§ **Set task**: The entries below need to be written out exactly, with no pictures included.

§ **Stored rows**:
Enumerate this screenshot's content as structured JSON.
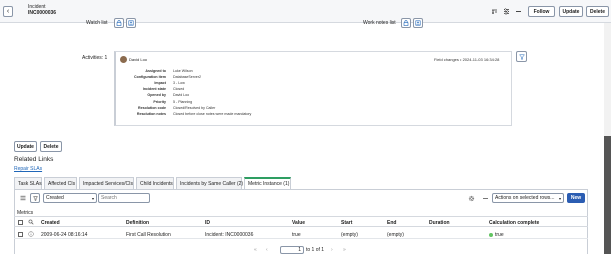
{
  "header": {
    "back_glyph": "‹",
    "title_line1": "Incident",
    "title_line2": "INC0000036",
    "buttons": {
      "follow": "Follow",
      "update": "Update",
      "delete": "Delete"
    }
  },
  "lists": {
    "watch_list": "Watch list",
    "work_notes_list": "Work notes list"
  },
  "activities": {
    "label": "Activities: 1",
    "author": "David Loo",
    "field_changes": "Field changes",
    "timestamp": "2024-11-03 16:34:28",
    "fields": [
      {
        "label": "Assigned to",
        "value": "Luke Wilson"
      },
      {
        "label": "Configuration item",
        "value": "DatabaseServer2"
      },
      {
        "label": "Impact",
        "value": "3 - Low"
      },
      {
        "label": "Incident state",
        "value": "Closed"
      },
      {
        "label": "Opened by",
        "value": "David Loo"
      },
      {
        "label": "Priority",
        "value": "5 - Planning"
      },
      {
        "label": "Resolution code",
        "value": "Closed/Resolved by Caller"
      },
      {
        "label": "Resolution notes",
        "value": "Closed before close notes were made mandatory"
      }
    ]
  },
  "form_buttons": {
    "update": "Update",
    "delete": "Delete"
  },
  "related": {
    "title": "Related Links",
    "repair_link": "Repair SLAs",
    "tabs": [
      "Task SLAs",
      "Affected CIs",
      "Impacted Services/CIs",
      "Child Incidents",
      "Incidents by Same Caller (2)",
      "Metric Instance (1)"
    ]
  },
  "list_toolbar": {
    "filter_select": "Created",
    "search_placeholder": "Search",
    "actions_select": "Actions on selected rows...",
    "new_button": "New",
    "breadcrumb": "Metrics"
  },
  "table": {
    "columns": [
      "Created",
      "Definition",
      "ID",
      "Value",
      "Start",
      "End",
      "Duration",
      "Calculation complete"
    ],
    "rows": [
      {
        "created": "2009-06-24 08:16:14",
        "definition": "First Call Resolution",
        "id": "Incident: INC0000036",
        "value": "true",
        "start": "(empty)",
        "end": "(empty)",
        "duration": "",
        "complete": "true"
      }
    ]
  },
  "pagination": {
    "page": "1",
    "to_text": "to 1 of 1"
  },
  "colors": {
    "accent": "#1f66b8",
    "new_button": "#2b5db2",
    "tab_active": "#2e9e62",
    "status_green": "#62c462"
  }
}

§ **Task output**:
Enumerate this screenshot's content as structured JSON.
{
  "header": {
    "back_glyph": "‹",
    "title_line1": "Incident",
    "title_line2": "INC0000036",
    "buttons": {
      "follow": "Follow",
      "update": "Update",
      "delete": "Delete"
    }
  },
  "lists": {
    "watch_list": "Watch list",
    "work_notes_list": "Work notes list"
  },
  "activities": {
    "label": "Activities: 1",
    "author": "David Loo",
    "field_changes": "Field changes",
    "timestamp": "2024-11-03 16:34:28",
    "fields": [
      {
        "label": "Assigned to",
        "value": "Luke Wilson"
      },
      {
        "label": "Configuration item",
        "value": "DatabaseServer2"
      },
      {
        "label": "Impact",
        "value": "3 - Low"
      },
      {
        "label": "Incident state",
        "value": "Closed"
      },
      {
        "label": "Opened by",
        "value": "David Loo"
      },
      {
        "label": "Priority",
        "value": "5 - Planning"
      },
      {
        "label": "Resolution code",
        "value": "Closed/Resolved by Caller"
      },
      {
        "label": "Resolution notes",
        "value": "Closed before close notes were made mandatory"
      }
    ]
  },
  "form_buttons": {
    "update": "Update",
    "delete": "Delete"
  },
  "related": {
    "title": "Related Links",
    "repair_link": "Repair SLAs",
    "tabs": [
      "Task SLAs",
      "Affected CIs",
      "Impacted Services/CIs",
      "Child Incidents",
      "Incidents by Same Caller (2)",
      "Metric Instance (1)"
    ]
  },
  "list_toolbar": {
    "filter_select": "Created",
    "search_placeholder": "Search",
    "actions_select": "Actions on selected rows...",
    "new_button": "New",
    "breadcrumb": "Metrics"
  },
  "table": {
    "columns": [
      "Created",
      "Definition",
      "ID",
      "Value",
      "Start",
      "End",
      "Duration",
      "Calculation complete"
    ],
    "rows": [
      {
        "created": "2009-06-24 08:16:14",
        "definition": "First Call Resolution",
        "id": "Incident: INC0000036",
        "value": "true",
        "start": "(empty)",
        "end": "(empty)",
        "duration": "",
        "complete": "true"
      }
    ]
  },
  "pagination": {
    "page": "1",
    "to_text": "to 1 of 1"
  },
  "colors": {
    "accent": "#1f66b8",
    "new_button": "#2b5db2",
    "tab_active": "#2e9e62",
    "status_green": "#62c462"
  }
}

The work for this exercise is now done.